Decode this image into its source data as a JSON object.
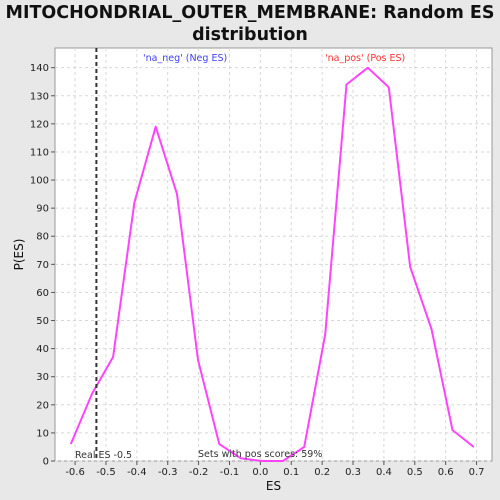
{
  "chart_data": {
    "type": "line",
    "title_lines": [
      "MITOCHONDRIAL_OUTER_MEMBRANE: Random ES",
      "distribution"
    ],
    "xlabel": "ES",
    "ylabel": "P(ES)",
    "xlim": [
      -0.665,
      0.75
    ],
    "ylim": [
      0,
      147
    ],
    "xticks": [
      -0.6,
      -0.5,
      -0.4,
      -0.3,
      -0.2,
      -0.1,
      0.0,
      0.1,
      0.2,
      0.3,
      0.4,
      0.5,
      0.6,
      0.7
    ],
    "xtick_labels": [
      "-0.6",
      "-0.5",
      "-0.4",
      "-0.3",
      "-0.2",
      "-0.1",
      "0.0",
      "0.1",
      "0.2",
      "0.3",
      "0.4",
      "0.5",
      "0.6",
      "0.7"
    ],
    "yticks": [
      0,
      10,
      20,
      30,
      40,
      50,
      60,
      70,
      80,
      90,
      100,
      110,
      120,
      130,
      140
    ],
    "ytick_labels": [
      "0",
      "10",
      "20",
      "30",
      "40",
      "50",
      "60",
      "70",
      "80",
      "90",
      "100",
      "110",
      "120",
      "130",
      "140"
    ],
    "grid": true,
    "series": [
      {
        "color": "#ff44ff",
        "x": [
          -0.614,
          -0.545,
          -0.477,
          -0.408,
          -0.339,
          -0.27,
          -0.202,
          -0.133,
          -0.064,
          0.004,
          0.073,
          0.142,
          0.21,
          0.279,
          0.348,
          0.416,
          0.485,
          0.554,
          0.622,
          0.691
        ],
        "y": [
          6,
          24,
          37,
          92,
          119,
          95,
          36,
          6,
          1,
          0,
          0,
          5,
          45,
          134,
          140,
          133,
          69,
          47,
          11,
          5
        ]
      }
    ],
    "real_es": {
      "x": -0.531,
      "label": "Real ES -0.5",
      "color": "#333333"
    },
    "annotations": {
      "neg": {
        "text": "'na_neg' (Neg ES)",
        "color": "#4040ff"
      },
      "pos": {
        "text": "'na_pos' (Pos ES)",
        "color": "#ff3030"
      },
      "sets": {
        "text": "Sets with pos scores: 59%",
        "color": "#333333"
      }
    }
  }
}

□ □ □ □ □

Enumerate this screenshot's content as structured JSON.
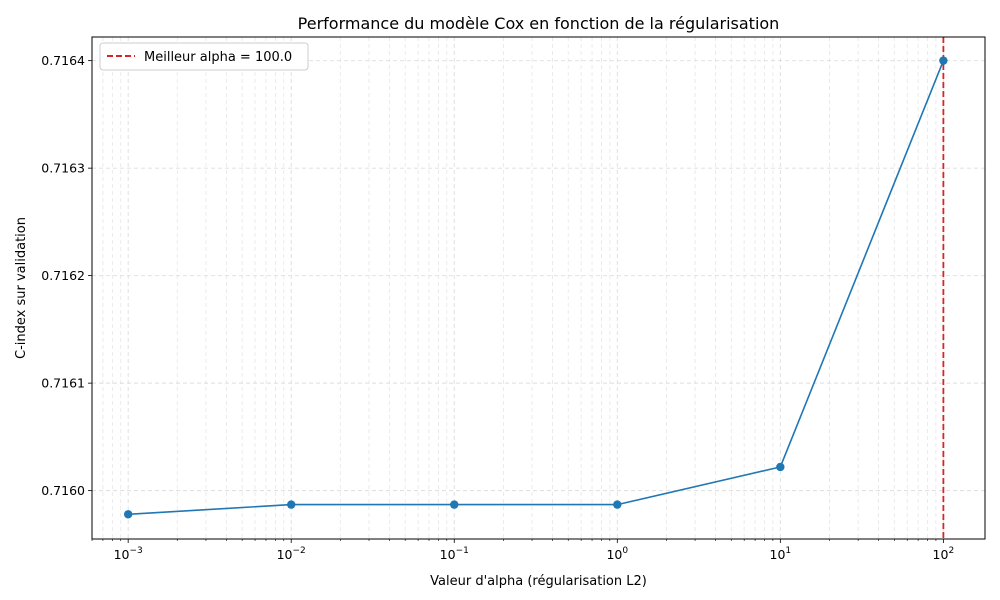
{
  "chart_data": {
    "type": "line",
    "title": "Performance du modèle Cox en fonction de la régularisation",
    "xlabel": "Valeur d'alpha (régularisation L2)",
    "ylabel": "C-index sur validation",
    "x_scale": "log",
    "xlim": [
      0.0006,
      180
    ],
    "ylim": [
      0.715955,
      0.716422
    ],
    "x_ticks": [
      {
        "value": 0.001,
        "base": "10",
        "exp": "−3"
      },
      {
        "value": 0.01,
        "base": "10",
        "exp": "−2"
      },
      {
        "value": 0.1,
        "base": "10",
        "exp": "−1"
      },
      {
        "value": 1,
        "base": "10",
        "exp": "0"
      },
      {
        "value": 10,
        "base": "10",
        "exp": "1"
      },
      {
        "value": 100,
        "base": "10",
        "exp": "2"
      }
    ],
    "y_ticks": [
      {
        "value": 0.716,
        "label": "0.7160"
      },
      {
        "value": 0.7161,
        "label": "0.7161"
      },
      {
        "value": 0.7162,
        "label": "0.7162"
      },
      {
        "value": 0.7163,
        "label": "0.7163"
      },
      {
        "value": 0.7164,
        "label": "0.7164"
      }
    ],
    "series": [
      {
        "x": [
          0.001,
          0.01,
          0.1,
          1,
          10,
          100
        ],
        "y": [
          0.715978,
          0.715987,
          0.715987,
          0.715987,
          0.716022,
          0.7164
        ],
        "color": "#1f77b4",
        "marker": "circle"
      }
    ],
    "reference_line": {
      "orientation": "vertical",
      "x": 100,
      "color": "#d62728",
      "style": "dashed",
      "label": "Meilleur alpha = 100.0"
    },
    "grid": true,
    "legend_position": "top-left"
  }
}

□ □ □ □ □

Show every line from the entries above in which "color" appears.

• **Solution to this exercise**:
        "color": "#ff44ff",
      "color": "#333333"
        "color": "#4040ff"
        "color": "#ff3030"
        "color": "#333333"
        "color": "#1f77b4",
      "color": "#d62728",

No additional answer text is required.